> _EXERCISE DETAILS_:
Answer with one number: how many lines have "解方程即可".

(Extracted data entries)
+++

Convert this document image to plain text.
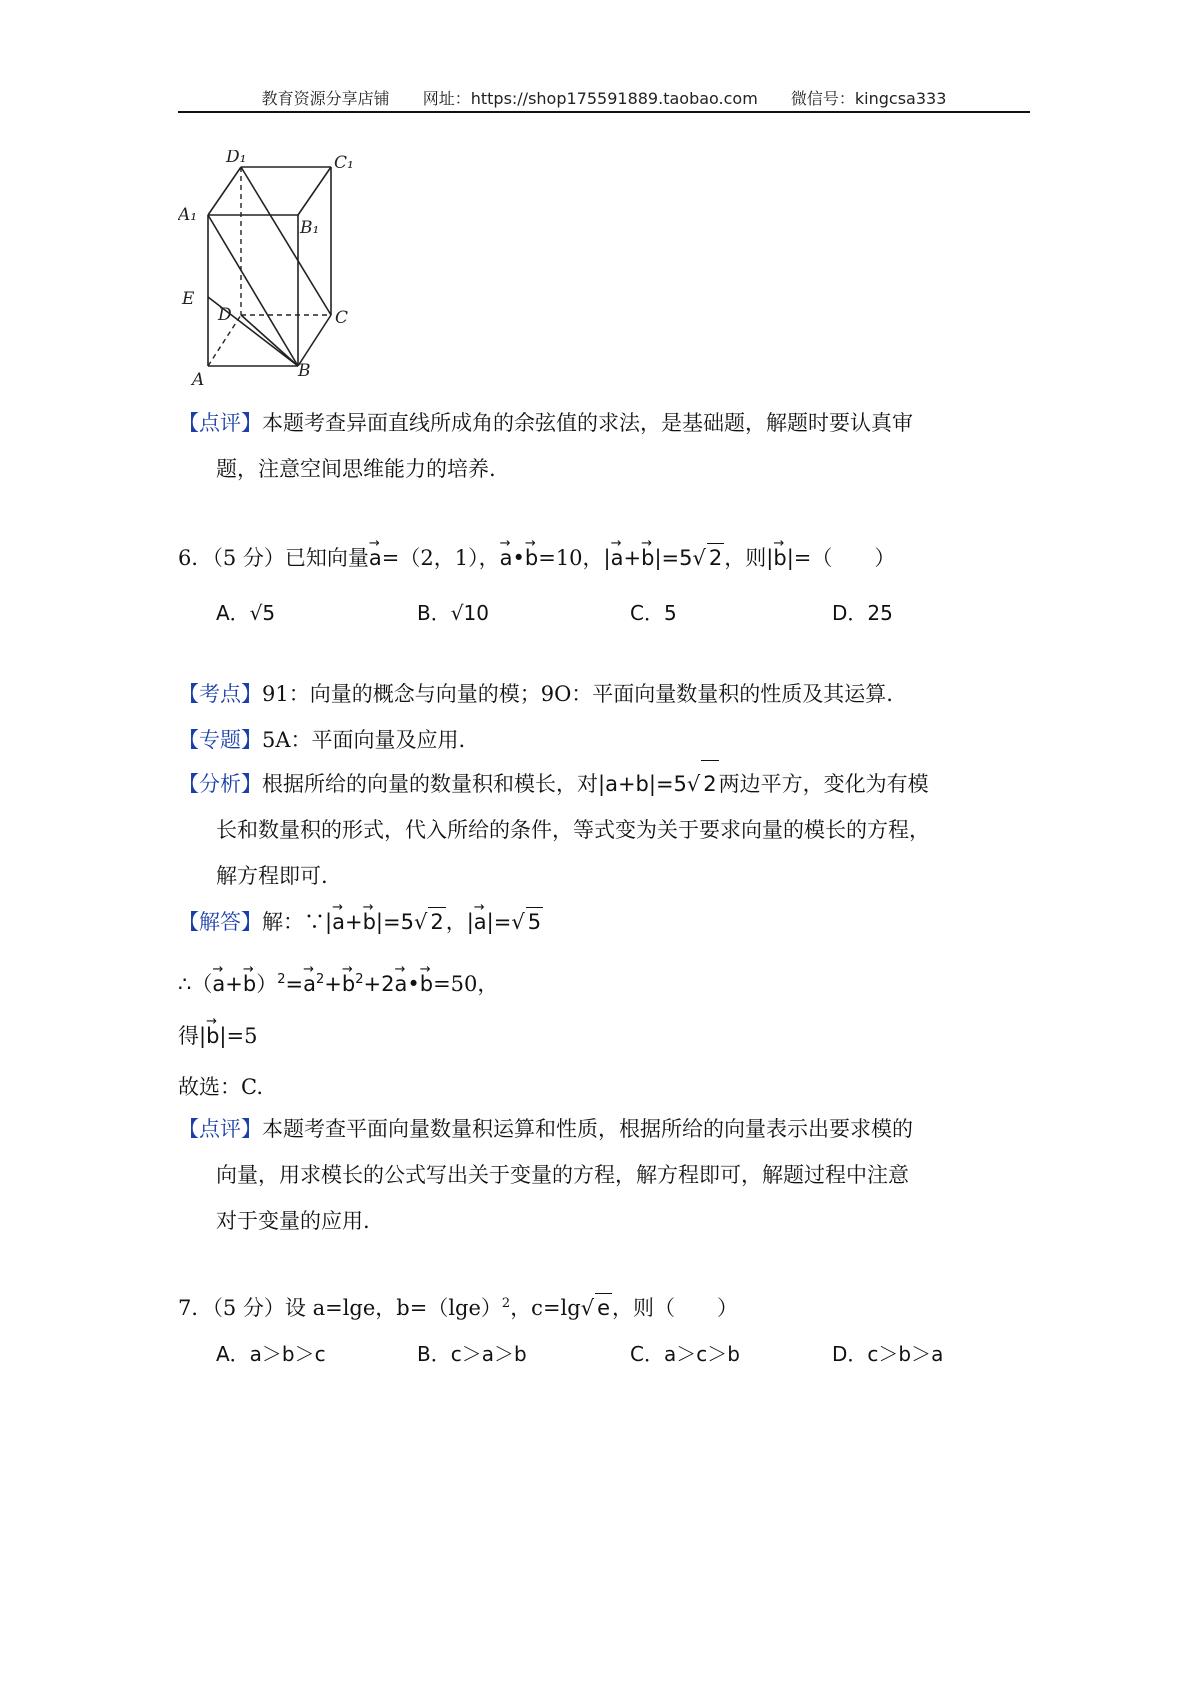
教育资源分享店铺 网址：https://shop175591889.taobao.com 微信号：kingcsa333
D₁	C₁
A₁
B₁
E
D	C
A	B
【点评】本题考查异面直线所成角的余弦值的求法，是基础题，解题时要认真审
题，注意空间思维能力的培养.
6．（5 分）已知向量→ a=（2，1），→ a•→ b=10，|→ a+→ b|=5√ 2，则|→ b|=（　　）
A．√5	B．√10	C．5	D．25
【考点】91：向量的概念与向量的模；9O：平面向量数量积的性质及其运算.
【专题】5A：平面向量及应用.
【分析】根据所给的向量的数量积和模长，对|a+b|=5√ 2两边平方，变化为有模
长和数量积的形式，代入所给的条件，等式变为关于要求向量的模长的方程，
解方程即可.
【解答】解：∵|→ a+→ b|=5√ 2，|→ a|=√ 5
∴（→ $a+\to b)^2=\to a^2+\to b^2+2\to$ a•→ b=50，
得|→ b|=5
故选：C.
【点评】本题考查平面向量数量积运算和性质，根据所给的向量表示出要求模的
向量，用求模长的公式写出关于变量的方程，解方程即可，解题过程中注意
对于变量的应用.
7．（5 分）设 a=lge，$b=(\lg e)^2$，c=lg√ e，则（　　）
A．a＞b＞c	B．c＞a＞b	C．a＞c＞b	D．c＞b＞a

+++

> _EXERCISE RESPONSE_:
2